* Your instructions:
Output every line exactly as written. Leave out pictures.

=== Data lines ===

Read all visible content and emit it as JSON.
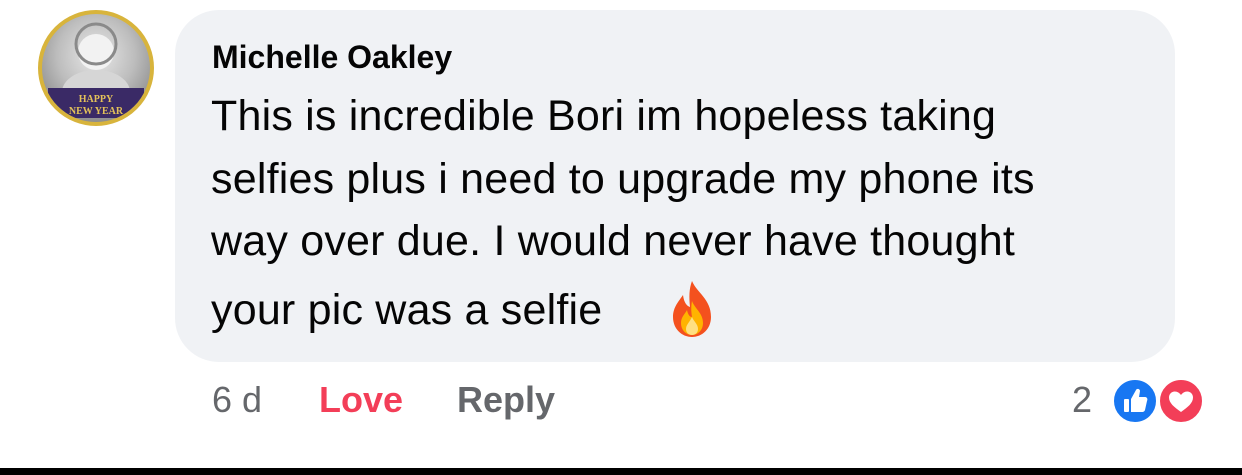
{
  "comment": {
    "author": "Michelle Oakley",
    "text_lines": [
      "This is incredible Bori im hopeless taking",
      "selfies plus i need to upgrade my phone its",
      "way over due. I would never have thought",
      "your pic was a selfie"
    ],
    "emoji": "fire-icon",
    "avatar_text": [
      "HAPPY",
      "NEW YEAR"
    ]
  },
  "footer": {
    "timestamp": "6 d",
    "love_label": "Love",
    "reply_label": "Reply",
    "reaction_count": "2",
    "reactions": [
      "like-icon",
      "love-icon"
    ]
  },
  "colors": {
    "bubble": "#f0f2f5",
    "text": "#050505",
    "secondary": "#65676b",
    "love": "#f33e58",
    "like": "#1877f2"
  }
}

===

* Result of the exercise:
Read all visible content and emit it as JSON.
{
  "comment": {
    "author": "Michelle Oakley",
    "text_lines": [
      "This is incredible Bori im hopeless taking",
      "selfies plus i need to upgrade my phone its",
      "way over due. I would never have thought",
      "your pic was a selfie"
    ],
    "emoji": "fire-icon",
    "avatar_text": [
      "HAPPY",
      "NEW YEAR"
    ]
  },
  "footer": {
    "timestamp": "6 d",
    "love_label": "Love",
    "reply_label": "Reply",
    "reaction_count": "2",
    "reactions": [
      "like-icon",
      "love-icon"
    ]
  },
  "colors": {
    "bubble": "#f0f2f5",
    "text": "#050505",
    "secondary": "#65676b",
    "love": "#f33e58",
    "like": "#1877f2"
  }
}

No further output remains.